[Records about charts and figures]
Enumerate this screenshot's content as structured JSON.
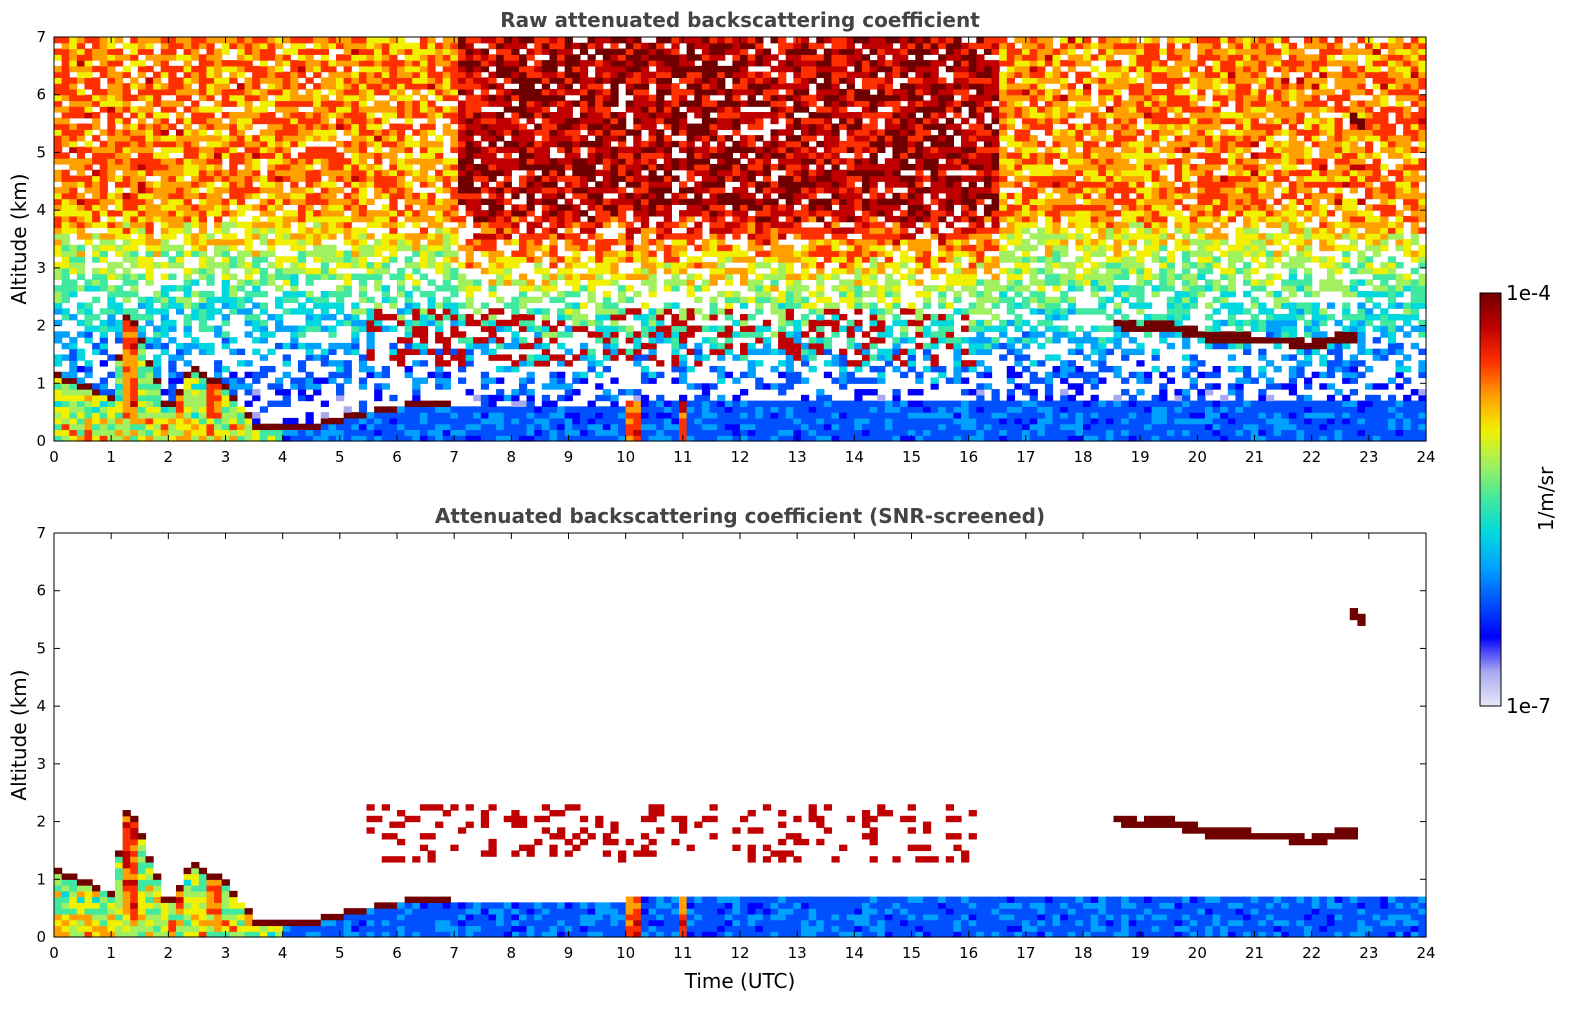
{
  "chart_data": [
    {
      "type": "heatmap",
      "title": "Raw attenuated backscattering coefficient",
      "xlabel": "",
      "ylabel": "Altitude (km)",
      "xlim": [
        0,
        24
      ],
      "ylim": [
        0,
        7
      ],
      "xticks": [
        0,
        1,
        2,
        3,
        4,
        5,
        6,
        7,
        8,
        9,
        10,
        11,
        12,
        13,
        14,
        15,
        16,
        17,
        18,
        19,
        20,
        21,
        22,
        23,
        24
      ],
      "yticks": [
        0,
        1,
        2,
        3,
        4,
        5,
        6,
        7
      ],
      "layers": {
        "background_noise": "dense speckle above ~2 km rising from blue to yellow/red with altitude",
        "boundary_layer": [
          [
            0,
            1.1
          ],
          [
            0.5,
            0.9
          ],
          [
            1,
            0.7
          ],
          [
            1.3,
            2.3
          ],
          [
            1.6,
            1.5
          ],
          [
            2,
            0.45
          ],
          [
            2.4,
            1.2
          ],
          [
            3,
            0.9
          ],
          [
            3.5,
            0.25
          ],
          [
            4.5,
            0.2
          ],
          [
            5,
            0.35
          ],
          [
            6,
            0.55
          ],
          [
            7,
            0.6
          ],
          [
            8,
            0.6
          ],
          [
            12,
            0.7
          ],
          [
            16,
            0.7
          ],
          [
            20,
            0.7
          ],
          [
            24,
            0.7
          ]
        ],
        "cloud_layer": [
          [
            18.6,
            2.05
          ],
          [
            19,
            1.95
          ],
          [
            19.5,
            2.0
          ],
          [
            20,
            1.85
          ],
          [
            20.5,
            1.8
          ],
          [
            21,
            1.75
          ],
          [
            21.5,
            1.75
          ],
          [
            21.9,
            1.65
          ],
          [
            22.3,
            1.75
          ],
          [
            22.8,
            1.8
          ]
        ],
        "cloud_fragments_time_range": [
          5.5,
          16.2
        ],
        "high_cloud": [
          [
            22.7,
            5.6
          ],
          [
            22.9,
            5.5
          ]
        ]
      }
    },
    {
      "type": "heatmap",
      "title": "Attenuated backscattering coefficient (SNR-screened)",
      "xlabel": "Time (UTC)",
      "ylabel": "Altitude (km)",
      "xlim": [
        0,
        24
      ],
      "ylim": [
        0,
        7
      ],
      "xticks": [
        0,
        1,
        2,
        3,
        4,
        5,
        6,
        7,
        8,
        9,
        10,
        11,
        12,
        13,
        14,
        15,
        16,
        17,
        18,
        19,
        20,
        21,
        22,
        23,
        24
      ],
      "yticks": [
        0,
        1,
        2,
        3,
        4,
        5,
        6,
        7
      ],
      "screened_background": "white"
    }
  ],
  "colorbar": {
    "label": "1/m/sr",
    "max_label": "1e-4",
    "min_label": "1e-7",
    "colors": [
      "#e8e8f8",
      "#a8a8f0",
      "#0000ff",
      "#0050ff",
      "#00a0ff",
      "#00d8e0",
      "#40e8a0",
      "#a0f060",
      "#f0f000",
      "#ffa000",
      "#ff3000",
      "#c00000",
      "#700000"
    ]
  }
}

### EXERCISE PROMPT
Your task is to retype all the entries exactly and leave out any pictures.

### OUTPUT FOR THIS EXERCISE
Enumerate this screenshot's content as structured JSON.
{
  "chart_data": [
    {
      "type": "heatmap",
      "title": "Raw attenuated backscattering coefficient",
      "xlabel": "",
      "ylabel": "Altitude (km)",
      "xlim": [
        0,
        24
      ],
      "ylim": [
        0,
        7
      ],
      "xticks": [
        0,
        1,
        2,
        3,
        4,
        5,
        6,
        7,
        8,
        9,
        10,
        11,
        12,
        13,
        14,
        15,
        16,
        17,
        18,
        19,
        20,
        21,
        22,
        23,
        24
      ],
      "yticks": [
        0,
        1,
        2,
        3,
        4,
        5,
        6,
        7
      ],
      "layers": {
        "background_noise": "dense speckle above ~2 km rising from blue to yellow/red with altitude",
        "boundary_layer": [
          [
            0,
            1.1
          ],
          [
            0.5,
            0.9
          ],
          [
            1,
            0.7
          ],
          [
            1.3,
            2.3
          ],
          [
            1.6,
            1.5
          ],
          [
            2,
            0.45
          ],
          [
            2.4,
            1.2
          ],
          [
            3,
            0.9
          ],
          [
            3.5,
            0.25
          ],
          [
            4.5,
            0.2
          ],
          [
            5,
            0.35
          ],
          [
            6,
            0.55
          ],
          [
            7,
            0.6
          ],
          [
            8,
            0.6
          ],
          [
            12,
            0.7
          ],
          [
            16,
            0.7
          ],
          [
            20,
            0.7
          ],
          [
            24,
            0.7
          ]
        ],
        "cloud_layer": [
          [
            18.6,
            2.05
          ],
          [
            19,
            1.95
          ],
          [
            19.5,
            2.0
          ],
          [
            20,
            1.85
          ],
          [
            20.5,
            1.8
          ],
          [
            21,
            1.75
          ],
          [
            21.5,
            1.75
          ],
          [
            21.9,
            1.65
          ],
          [
            22.3,
            1.75
          ],
          [
            22.8,
            1.8
          ]
        ],
        "cloud_fragments_time_range": [
          5.5,
          16.2
        ],
        "high_cloud": [
          [
            22.7,
            5.6
          ],
          [
            22.9,
            5.5
          ]
        ]
      }
    },
    {
      "type": "heatmap",
      "title": "Attenuated backscattering coefficient (SNR-screened)",
      "xlabel": "Time (UTC)",
      "ylabel": "Altitude (km)",
      "xlim": [
        0,
        24
      ],
      "ylim": [
        0,
        7
      ],
      "xticks": [
        0,
        1,
        2,
        3,
        4,
        5,
        6,
        7,
        8,
        9,
        10,
        11,
        12,
        13,
        14,
        15,
        16,
        17,
        18,
        19,
        20,
        21,
        22,
        23,
        24
      ],
      "yticks": [
        0,
        1,
        2,
        3,
        4,
        5,
        6,
        7
      ],
      "screened_background": "white"
    }
  ],
  "colorbar": {
    "label": "1/m/sr",
    "max_label": "1e-4",
    "min_label": "1e-7",
    "colors": [
      "#e8e8f8",
      "#a8a8f0",
      "#0000ff",
      "#0050ff",
      "#00a0ff",
      "#00d8e0",
      "#40e8a0",
      "#a0f060",
      "#f0f000",
      "#ffa000",
      "#ff3000",
      "#c00000",
      "#700000"
    ]
  }
}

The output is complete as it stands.